──────── Dataset records ────────

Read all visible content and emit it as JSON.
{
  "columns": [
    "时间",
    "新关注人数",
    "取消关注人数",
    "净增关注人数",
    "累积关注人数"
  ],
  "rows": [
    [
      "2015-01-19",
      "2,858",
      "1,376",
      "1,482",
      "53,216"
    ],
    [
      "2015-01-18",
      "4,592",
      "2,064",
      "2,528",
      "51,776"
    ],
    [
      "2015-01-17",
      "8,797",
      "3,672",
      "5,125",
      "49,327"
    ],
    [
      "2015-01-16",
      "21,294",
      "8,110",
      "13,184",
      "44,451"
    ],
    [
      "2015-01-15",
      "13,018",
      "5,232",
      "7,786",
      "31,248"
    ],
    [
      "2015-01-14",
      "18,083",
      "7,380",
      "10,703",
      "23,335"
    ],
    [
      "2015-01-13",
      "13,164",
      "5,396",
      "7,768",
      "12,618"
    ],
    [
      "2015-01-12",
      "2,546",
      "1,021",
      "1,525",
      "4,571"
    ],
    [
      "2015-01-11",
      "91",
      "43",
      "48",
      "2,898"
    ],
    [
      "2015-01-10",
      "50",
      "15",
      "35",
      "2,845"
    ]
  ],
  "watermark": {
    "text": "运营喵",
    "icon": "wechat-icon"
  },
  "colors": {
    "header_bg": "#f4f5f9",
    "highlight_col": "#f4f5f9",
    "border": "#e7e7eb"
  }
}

────────

Exercise objective: Write out every entry again exactly, please, with nothing missing.

Result for this exercise:
Read all visible content and emit it as JSON.
{
  "columns": [
    "时间",
    "新关注人数",
    "取消关注人数",
    "净增关注人数",
    "累积关注人数"
  ],
  "rows": [
    [
      "2015-01-19",
      "2,858",
      "1,376",
      "1,482",
      "53,216"
    ],
    [
      "2015-01-18",
      "4,592",
      "2,064",
      "2,528",
      "51,776"
    ],
    [
      "2015-01-17",
      "8,797",
      "3,672",
      "5,125",
      "49,327"
    ],
    [
      "2015-01-16",
      "21,294",
      "8,110",
      "13,184",
      "44,451"
    ],
    [
      "2015-01-15",
      "13,018",
      "5,232",
      "7,786",
      "31,248"
    ],
    [
      "2015-01-14",
      "18,083",
      "7,380",
      "10,703",
      "23,335"
    ],
    [
      "2015-01-13",
      "13,164",
      "5,396",
      "7,768",
      "12,618"
    ],
    [
      "2015-01-12",
      "2,546",
      "1,021",
      "1,525",
      "4,571"
    ],
    [
      "2015-01-11",
      "91",
      "43",
      "48",
      "2,898"
    ],
    [
      "2015-01-10",
      "50",
      "15",
      "35",
      "2,845"
    ]
  ],
  "watermark": {
    "text": "运营喵",
    "icon": "wechat-icon"
  },
  "colors": {
    "header_bg": "#f4f5f9",
    "highlight_col": "#f4f5f9",
    "border": "#e7e7eb"
  }
}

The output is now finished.